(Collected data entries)
-.-.-

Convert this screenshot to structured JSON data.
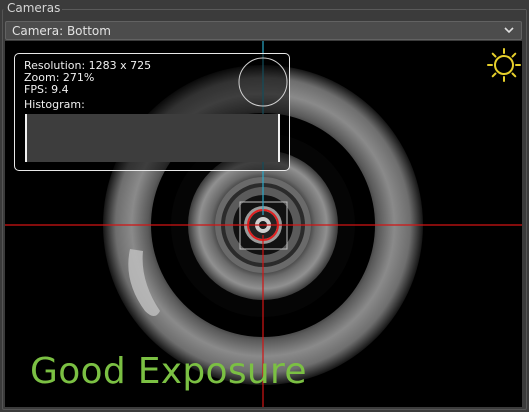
{
  "panel": {
    "title": "Cameras"
  },
  "camera_select": {
    "value": "Camera: Bottom"
  },
  "overlay": {
    "resolution": "Resolution: 1283 x 725",
    "zoom": "Zoom: 271%",
    "fps": "FPS: 9.4",
    "histogram_label": "Histogram:"
  },
  "exposure_text": "Good Exposure",
  "colors": {
    "crosshair_horizontal": "#d21414",
    "crosshair_vertical_top": "#2aa8c8",
    "crosshair_vertical_bottom": "#d21414",
    "sun_icon": "#e6cf2b",
    "exposure_text": "#7bc043",
    "target_ring": "#e02020"
  }
}
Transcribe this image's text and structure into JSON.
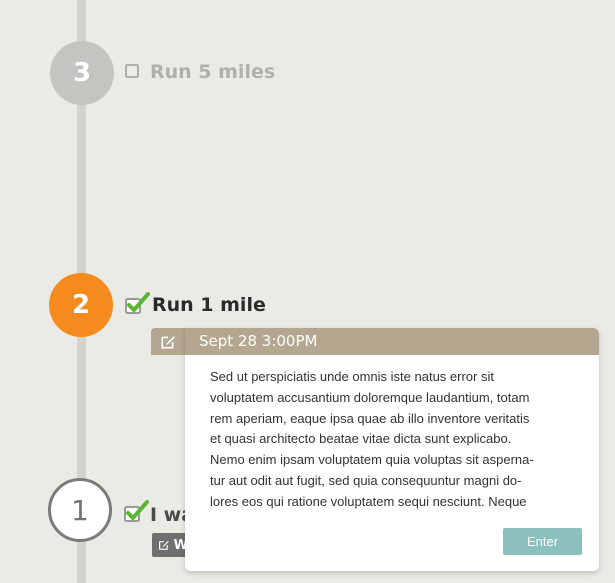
{
  "timeline": {
    "steps": [
      {
        "number": "3",
        "label": "Run 5 miles",
        "status": "unchecked"
      },
      {
        "number": "2",
        "label": "Run 1 mile",
        "status": "checked"
      },
      {
        "number": "1",
        "label": "I wa",
        "status": "checked"
      }
    ]
  },
  "popover": {
    "timestamp": "Sept 28 3:00PM",
    "lines": [
      "Sed ut perspiciatis unde omnis iste natus error sit",
      "voluptatem accusantium doloremque laudantium, totam",
      "rem aperiam, eaque ipsa quae ab illo inventore veritatis",
      "et quasi architecto beatae vitae dicta sunt explicabo.",
      "Nemo enim ipsam voluptatem quia voluptas sit asperna-",
      "tur aut odit aut fugit, sed quia consequuntur magni do-",
      "lores eos qui ratione voluptatem sequi nesciunt. Neque"
    ],
    "enter_label": "Enter",
    "header_color": "#b5a68f",
    "button_color": "#8bc0be"
  },
  "entry_tag": {
    "partial_text": "W"
  },
  "colors": {
    "accent_active": "#f58a1f",
    "check_green": "#5cb531",
    "inactive": "#c4c4c0"
  },
  "icons": [
    "edit-icon",
    "check-icon"
  ]
}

-.-.-

| Task requirements |
Write out the listing word for word, omitting the pictures it holds.

| Result of this exercise |
Convert this screenshot to structured JSON data.
{
  "panel": {
    "title": "Cameras"
  },
  "camera_select": {
    "value": "Camera: Bottom"
  },
  "overlay": {
    "resolution": "Resolution: 1283 x 725",
    "zoom": "Zoom: 271%",
    "fps": "FPS: 9.4",
    "histogram_label": "Histogram:"
  },
  "exposure_text": "Good Exposure",
  "colors": {
    "crosshair_horizontal": "#d21414",
    "crosshair_vertical_top": "#2aa8c8",
    "crosshair_vertical_bottom": "#d21414",
    "sun_icon": "#e6cf2b",
    "exposure_text": "#7bc043",
    "target_ring": "#e02020"
  }
}
Transcribe this image's text and structure into JSON.
{
  "timeline": {
    "steps": [
      {
        "number": "3",
        "label": "Run 5 miles",
        "status": "unchecked"
      },
      {
        "number": "2",
        "label": "Run 1 mile",
        "status": "checked"
      },
      {
        "number": "1",
        "label": "I wa",
        "status": "checked"
      }
    ]
  },
  "popover": {
    "timestamp": "Sept 28 3:00PM",
    "lines": [
      "Sed ut perspiciatis unde omnis iste natus error sit",
      "voluptatem accusantium doloremque laudantium, totam",
      "rem aperiam, eaque ipsa quae ab illo inventore veritatis",
      "et quasi architecto beatae vitae dicta sunt explicabo.",
      "Nemo enim ipsam voluptatem quia voluptas sit asperna-",
      "tur aut odit aut fugit, sed quia consequuntur magni do-",
      "lores eos qui ratione voluptatem sequi nesciunt. Neque"
    ],
    "enter_label": "Enter",
    "header_color": "#b5a68f",
    "button_color": "#8bc0be"
  },
  "entry_tag": {
    "partial_text": "W"
  },
  "colors": {
    "accent_active": "#f58a1f",
    "check_green": "#5cb531",
    "inactive": "#c4c4c0"
  },
  "icons": [
    "edit-icon",
    "check-icon"
  ]
}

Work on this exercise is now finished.